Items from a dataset
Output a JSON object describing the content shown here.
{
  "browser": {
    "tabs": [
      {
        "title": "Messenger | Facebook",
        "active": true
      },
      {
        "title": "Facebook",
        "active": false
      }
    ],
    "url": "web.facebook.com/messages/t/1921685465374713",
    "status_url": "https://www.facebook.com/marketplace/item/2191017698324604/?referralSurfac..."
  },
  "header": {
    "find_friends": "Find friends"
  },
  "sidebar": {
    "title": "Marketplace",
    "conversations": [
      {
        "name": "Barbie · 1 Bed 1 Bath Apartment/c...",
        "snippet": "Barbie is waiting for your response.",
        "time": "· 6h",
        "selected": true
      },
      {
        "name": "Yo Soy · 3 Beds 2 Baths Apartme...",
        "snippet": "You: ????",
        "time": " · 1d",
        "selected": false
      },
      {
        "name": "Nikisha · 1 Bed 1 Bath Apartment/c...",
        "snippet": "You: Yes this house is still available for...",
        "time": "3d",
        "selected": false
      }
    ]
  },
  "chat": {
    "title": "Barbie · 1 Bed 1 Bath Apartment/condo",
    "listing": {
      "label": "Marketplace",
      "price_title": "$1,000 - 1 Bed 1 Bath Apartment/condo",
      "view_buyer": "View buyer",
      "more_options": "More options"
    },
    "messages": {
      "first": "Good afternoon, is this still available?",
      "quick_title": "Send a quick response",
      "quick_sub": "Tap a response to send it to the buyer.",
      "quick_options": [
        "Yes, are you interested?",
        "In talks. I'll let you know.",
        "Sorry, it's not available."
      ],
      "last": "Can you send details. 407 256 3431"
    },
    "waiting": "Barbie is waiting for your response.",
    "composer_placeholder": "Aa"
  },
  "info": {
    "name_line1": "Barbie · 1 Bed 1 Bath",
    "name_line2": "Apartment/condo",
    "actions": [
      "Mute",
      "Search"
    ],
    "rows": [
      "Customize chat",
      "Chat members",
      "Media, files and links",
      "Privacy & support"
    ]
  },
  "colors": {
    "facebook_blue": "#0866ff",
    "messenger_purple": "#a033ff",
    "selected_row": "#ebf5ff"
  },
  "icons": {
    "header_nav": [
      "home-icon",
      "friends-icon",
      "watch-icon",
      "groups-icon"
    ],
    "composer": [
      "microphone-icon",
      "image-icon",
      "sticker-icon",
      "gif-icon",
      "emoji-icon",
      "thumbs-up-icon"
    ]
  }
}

• **Aim**: Of all the lines in the entries, how many contain the word "response"? Give only the number.

• **Result of this exercise**: 4